[Stored items from a collection]
- - - -

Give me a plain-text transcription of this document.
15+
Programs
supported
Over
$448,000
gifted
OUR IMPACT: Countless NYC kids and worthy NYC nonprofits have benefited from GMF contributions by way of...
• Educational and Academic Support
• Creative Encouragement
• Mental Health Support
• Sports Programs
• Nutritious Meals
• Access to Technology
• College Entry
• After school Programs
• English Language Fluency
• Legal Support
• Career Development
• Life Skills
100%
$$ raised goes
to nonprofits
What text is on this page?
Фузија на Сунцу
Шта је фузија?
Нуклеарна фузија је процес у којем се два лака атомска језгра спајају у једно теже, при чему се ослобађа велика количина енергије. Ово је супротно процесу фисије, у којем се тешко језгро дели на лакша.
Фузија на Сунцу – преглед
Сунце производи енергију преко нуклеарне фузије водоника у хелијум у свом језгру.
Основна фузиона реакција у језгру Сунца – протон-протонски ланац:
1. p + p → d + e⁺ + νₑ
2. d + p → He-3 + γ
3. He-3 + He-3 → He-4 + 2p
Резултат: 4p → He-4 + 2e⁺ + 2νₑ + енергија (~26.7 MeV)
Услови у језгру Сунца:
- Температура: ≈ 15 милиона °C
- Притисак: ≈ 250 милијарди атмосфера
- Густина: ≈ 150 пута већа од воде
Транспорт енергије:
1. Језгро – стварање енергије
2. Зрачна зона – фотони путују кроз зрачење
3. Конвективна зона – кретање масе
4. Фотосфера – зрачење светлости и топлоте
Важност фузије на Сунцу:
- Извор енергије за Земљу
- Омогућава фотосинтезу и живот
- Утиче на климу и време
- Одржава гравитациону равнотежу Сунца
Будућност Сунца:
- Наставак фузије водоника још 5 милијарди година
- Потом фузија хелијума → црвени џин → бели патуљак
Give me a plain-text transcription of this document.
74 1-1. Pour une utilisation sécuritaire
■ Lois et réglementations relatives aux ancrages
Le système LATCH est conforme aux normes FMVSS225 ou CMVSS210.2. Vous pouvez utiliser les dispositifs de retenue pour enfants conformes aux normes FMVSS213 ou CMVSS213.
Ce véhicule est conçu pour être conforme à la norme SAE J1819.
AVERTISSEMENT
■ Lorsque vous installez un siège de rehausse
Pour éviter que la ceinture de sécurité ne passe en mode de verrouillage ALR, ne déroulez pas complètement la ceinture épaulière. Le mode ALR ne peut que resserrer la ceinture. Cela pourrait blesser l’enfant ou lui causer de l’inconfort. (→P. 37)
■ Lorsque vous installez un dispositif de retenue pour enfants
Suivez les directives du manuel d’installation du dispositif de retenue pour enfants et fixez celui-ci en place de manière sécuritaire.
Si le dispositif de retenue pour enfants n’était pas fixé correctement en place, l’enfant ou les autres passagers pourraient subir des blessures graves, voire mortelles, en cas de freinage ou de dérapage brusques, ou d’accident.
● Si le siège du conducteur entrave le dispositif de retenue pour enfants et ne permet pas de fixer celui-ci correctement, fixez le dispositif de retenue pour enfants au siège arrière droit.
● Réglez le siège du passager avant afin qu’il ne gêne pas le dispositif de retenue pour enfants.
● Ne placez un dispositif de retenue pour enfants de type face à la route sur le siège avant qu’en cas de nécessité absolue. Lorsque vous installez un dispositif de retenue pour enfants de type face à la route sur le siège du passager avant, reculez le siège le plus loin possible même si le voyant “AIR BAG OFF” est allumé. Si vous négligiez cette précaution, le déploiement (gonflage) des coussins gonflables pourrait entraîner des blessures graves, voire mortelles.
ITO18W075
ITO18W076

- - - -

Given instruction:
Could you transcribe the records in full, exactly?

Answer:
Give me a plain-text transcription of this document.
15+
Programs
supported
Over
$448,000
gifted
OUR IMPACT: Countless NYC kids and worthy NYC nonprofits have benefited from GMF contributions by way of...
• Educational and Academic Support
• Creative Encouragement
• Mental Health Support
• Sports Programs
• Nutritious Meals
• Access to Technology
• College Entry
• After school Programs
• English Language Fluency
• Legal Support
• Career Development
• Life Skills
100%
$$ raised goes
to nonprofits
What text is on this page?
Фузија на Сунцу
Шта је фузија?
Нуклеарна фузија је процес у којем се два лака атомска језгра спајају у једно теже, при чему се ослобађа велика количина енергије. Ово је супротно процесу фисије, у којем се тешко језгро дели на лакша.
Фузија на Сунцу – преглед
Сунце производи енергију преко нуклеарне фузије водоника у хелијум у свом језгру.
Основна фузиона реакција у језгру Сунца – протон-протонски ланац:
1. p + p → d + e⁺ + νₑ
2. d + p → He-3 + γ
3. He-3 + He-3 → He-4 + 2p
Резултат: 4p → He-4 + 2e⁺ + 2νₑ + енергија (~26.7 MeV)
Услови у језгру Сунца:
- Температура: ≈ 15 милиона °C
- Притисак: ≈ 250 милијарди атмосфера
- Густина: ≈ 150 пута већа од воде
Транспорт енергије:
1. Језгро – стварање енергије
2. Зрачна зона – фотони путују кроз зрачење
3. Конвективна зона – кретање масе
4. Фотосфера – зрачење светлости и топлоте
Важност фузије на Сунцу:
- Извор енергије за Земљу
- Омогућава фотосинтезу и живот
- Утиче на климу и време
- Одржава гравитациону равнотежу Сунца
Будућност Сунца:
- Наставак фузије водоника још 5 милијарди година
- Потом фузија хелијума → црвени џин → бели патуљак
Give me a plain-text transcription of this document.
74 1-1. Pour une utilisation sécuritaire
■ Lois et réglementations relatives aux ancrages
Le système LATCH est conforme aux normes FMVSS225 ou CMVSS210.2. Vous pouvez utiliser les dispositifs de retenue pour enfants conformes aux normes FMVSS213 ou CMVSS213.
Ce véhicule est conçu pour être conforme à la norme SAE J1819.
AVERTISSEMENT
■ Lorsque vous installez un siège de rehausse
Pour éviter que la ceinture de sécurité ne passe en mode de verrouillage ALR, ne déroulez pas complètement la ceinture épaulière. Le mode ALR ne peut que resserrer la ceinture. Cela pourrait blesser l’enfant ou lui causer de l’inconfort. (→P. 37)
■ Lorsque vous installez un dispositif de retenue pour enfants
Suivez les directives du manuel d’installation du dispositif de retenue pour enfants et fixez celui-ci en place de manière sécuritaire.
Si le dispositif de retenue pour enfants n’était pas fixé correctement en place, l’enfant ou les autres passagers pourraient subir des blessures graves, voire mortelles, en cas de freinage ou de dérapage brusques, ou d’accident.
● Si le siège du conducteur entrave le dispositif de retenue pour enfants et ne permet pas de fixer celui-ci correctement, fixez le dispositif de retenue pour enfants au siège arrière droit.
● Réglez le siège du passager avant afin qu’il ne gêne pas le dispositif de retenue pour enfants.
● Ne placez un dispositif de retenue pour enfants de type face à la route sur le siège avant qu’en cas de nécessité absolue. Lorsque vous installez un dispositif de retenue pour enfants de type face à la route sur le siège du passager avant, reculez le siège le plus loin possible même si le voyant “AIR BAG OFF” est allumé. Si vous négligiez cette précaution, le déploiement (gonflage) des coussins gonflables pourrait entraîner des blessures graves, voire mortelles.
ITO18W075
ITO18W076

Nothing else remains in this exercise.